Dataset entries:
++++++++

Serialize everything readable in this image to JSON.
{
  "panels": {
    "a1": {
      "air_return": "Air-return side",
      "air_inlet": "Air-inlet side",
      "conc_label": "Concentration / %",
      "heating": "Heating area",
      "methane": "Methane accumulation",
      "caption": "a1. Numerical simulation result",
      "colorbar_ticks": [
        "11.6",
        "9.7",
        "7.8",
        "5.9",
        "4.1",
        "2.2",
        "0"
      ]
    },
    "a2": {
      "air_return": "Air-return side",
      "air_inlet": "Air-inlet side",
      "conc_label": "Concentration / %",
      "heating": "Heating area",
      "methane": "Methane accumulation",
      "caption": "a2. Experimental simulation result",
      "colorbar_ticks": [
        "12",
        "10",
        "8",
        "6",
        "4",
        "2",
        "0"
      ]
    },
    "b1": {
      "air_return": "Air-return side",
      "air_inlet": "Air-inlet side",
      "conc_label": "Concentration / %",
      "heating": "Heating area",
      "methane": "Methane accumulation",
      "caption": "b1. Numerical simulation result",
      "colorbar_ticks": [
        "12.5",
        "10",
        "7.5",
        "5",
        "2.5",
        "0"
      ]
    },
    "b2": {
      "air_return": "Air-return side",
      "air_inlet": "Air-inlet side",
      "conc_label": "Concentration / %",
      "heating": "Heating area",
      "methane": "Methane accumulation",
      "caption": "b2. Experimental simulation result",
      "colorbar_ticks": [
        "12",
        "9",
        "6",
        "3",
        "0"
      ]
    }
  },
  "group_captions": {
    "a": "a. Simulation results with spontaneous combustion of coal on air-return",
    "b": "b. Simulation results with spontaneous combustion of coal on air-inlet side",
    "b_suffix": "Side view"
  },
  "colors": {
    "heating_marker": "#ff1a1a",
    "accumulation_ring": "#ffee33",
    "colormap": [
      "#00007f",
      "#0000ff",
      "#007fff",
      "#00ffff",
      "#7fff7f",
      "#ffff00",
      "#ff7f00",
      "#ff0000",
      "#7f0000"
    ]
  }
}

++++++++

• Exercise details
Write down all the entries again without a single difference.

• Solution for this task
Serialize everything readable in this image to JSON.
{
  "panels": {
    "a1": {
      "air_return": "Air-return side",
      "air_inlet": "Air-inlet side",
      "conc_label": "Concentration / %",
      "heating": "Heating area",
      "methane": "Methane accumulation",
      "caption": "a1. Numerical simulation result",
      "colorbar_ticks": [
        "11.6",
        "9.7",
        "7.8",
        "5.9",
        "4.1",
        "2.2",
        "0"
      ]
    },
    "a2": {
      "air_return": "Air-return side",
      "air_inlet": "Air-inlet side",
      "conc_label": "Concentration / %",
      "heating": "Heating area",
      "methane": "Methane accumulation",
      "caption": "a2. Experimental simulation result",
      "colorbar_ticks": [
        "12",
        "10",
        "8",
        "6",
        "4",
        "2",
        "0"
      ]
    },
    "b1": {
      "air_return": "Air-return side",
      "air_inlet": "Air-inlet side",
      "conc_label": "Concentration / %",
      "heating": "Heating area",
      "methane": "Methane accumulation",
      "caption": "b1. Numerical simulation result",
      "colorbar_ticks": [
        "12.5",
        "10",
        "7.5",
        "5",
        "2.5",
        "0"
      ]
    },
    "b2": {
      "air_return": "Air-return side",
      "air_inlet": "Air-inlet side",
      "conc_label": "Concentration / %",
      "heating": "Heating area",
      "methane": "Methane accumulation",
      "caption": "b2. Experimental simulation result",
      "colorbar_ticks": [
        "12",
        "9",
        "6",
        "3",
        "0"
      ]
    }
  },
  "group_captions": {
    "a": "a. Simulation results with spontaneous combustion of coal on air-return",
    "b": "b. Simulation results with spontaneous combustion of coal on air-inlet side",
    "b_suffix": "Side view"
  },
  "colors": {
    "heating_marker": "#ff1a1a",
    "accumulation_ring": "#ffee33",
    "colormap": [
      "#00007f",
      "#0000ff",
      "#007fff",
      "#00ffff",
      "#7fff7f",
      "#ffff00",
      "#ff7f00",
      "#ff0000",
      "#7f0000"
    ]
  }
}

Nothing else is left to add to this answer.